#### [Provided information]
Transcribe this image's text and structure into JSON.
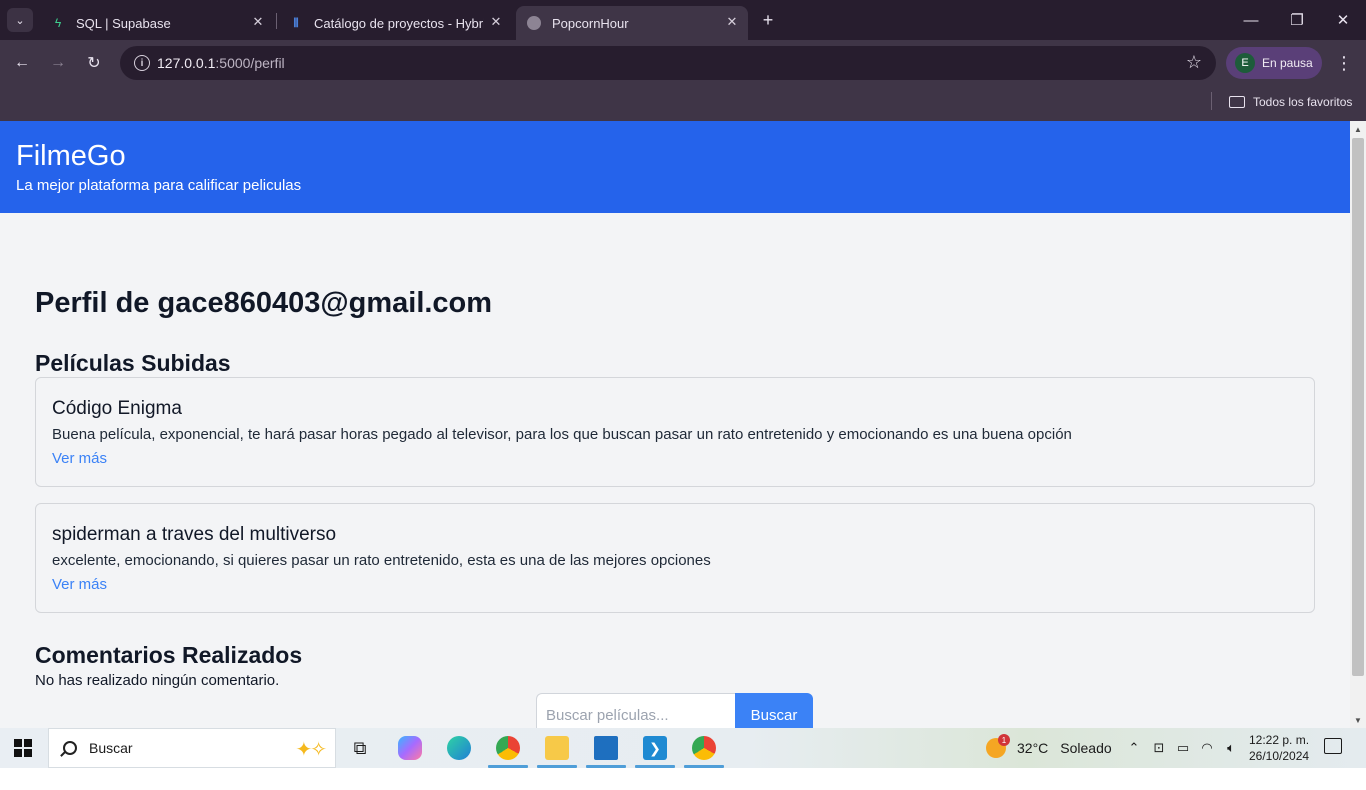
{
  "browser": {
    "tabs": [
      {
        "title": "SQL | Supabase",
        "active": false
      },
      {
        "title": "Catálogo de proyectos - Hybrid",
        "active": false
      },
      {
        "title": "PopcornHour",
        "active": true
      }
    ],
    "url_host": "127.0.0.1",
    "url_path": ":5000/perfil",
    "profile_initial": "E",
    "profile_label": "En pausa",
    "bookmarks_folder": "Todos los favoritos"
  },
  "site": {
    "title": "FilmeGo",
    "subtitle": "La mejor plataforma para calificar peliculas"
  },
  "profile": {
    "heading": "Perfil de gace860403@gmail.com",
    "uploaded_heading": "Películas Subidas",
    "movies": [
      {
        "title": "Código Enigma",
        "description": "Buena película, exponencial, te hará pasar horas pegado al televisor, para los que buscan pasar un rato entretenido y emocionando es una buena opción",
        "link": "Ver más"
      },
      {
        "title": "spiderman a traves del multiverso",
        "description": "excelente, emocionando, si quieres pasar un rato entretenido, esta es una de las mejores opciones",
        "link": "Ver más"
      }
    ],
    "comments_heading": "Comentarios Realizados",
    "no_comments": "No has realizado ningún comentario."
  },
  "search": {
    "placeholder": "Buscar películas...",
    "button": "Buscar"
  },
  "taskbar": {
    "search_label": "Buscar",
    "weather_temp": "32°C",
    "weather_condition": "Soleado",
    "weather_badge": "1",
    "time": "12:22 p. m.",
    "date": "26/10/2024"
  },
  "colors": {
    "header_blue": "#2563eb",
    "link_blue": "#3b82f6",
    "page_bg": "#f3f4f6"
  }
}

#### [To do]
Transcribe the full listing above exactly as it stands, minus the pictures.

#### [Completed task]
Transcribe this image's text and structure into JSON.
{
  "browser": {
    "tabs": [
      {
        "title": "SQL | Supabase",
        "active": false
      },
      {
        "title": "Catálogo de proyectos - Hybrid",
        "active": false
      },
      {
        "title": "PopcornHour",
        "active": true
      }
    ],
    "url_host": "127.0.0.1",
    "url_path": ":5000/perfil",
    "profile_initial": "E",
    "profile_label": "En pausa",
    "bookmarks_folder": "Todos los favoritos"
  },
  "site": {
    "title": "FilmeGo",
    "subtitle": "La mejor plataforma para calificar peliculas"
  },
  "profile": {
    "heading": "Perfil de gace860403@gmail.com",
    "uploaded_heading": "Películas Subidas",
    "movies": [
      {
        "title": "Código Enigma",
        "description": "Buena película, exponencial, te hará pasar horas pegado al televisor, para los que buscan pasar un rato entretenido y emocionando es una buena opción",
        "link": "Ver más"
      },
      {
        "title": "spiderman a traves del multiverso",
        "description": "excelente, emocionando, si quieres pasar un rato entretenido, esta es una de las mejores opciones",
        "link": "Ver más"
      }
    ],
    "comments_heading": "Comentarios Realizados",
    "no_comments": "No has realizado ningún comentario."
  },
  "search": {
    "placeholder": "Buscar películas...",
    "button": "Buscar"
  },
  "taskbar": {
    "search_label": "Buscar",
    "weather_temp": "32°C",
    "weather_condition": "Soleado",
    "weather_badge": "1",
    "time": "12:22 p. m.",
    "date": "26/10/2024"
  },
  "colors": {
    "header_blue": "#2563eb",
    "link_blue": "#3b82f6",
    "page_bg": "#f3f4f6"
  }
}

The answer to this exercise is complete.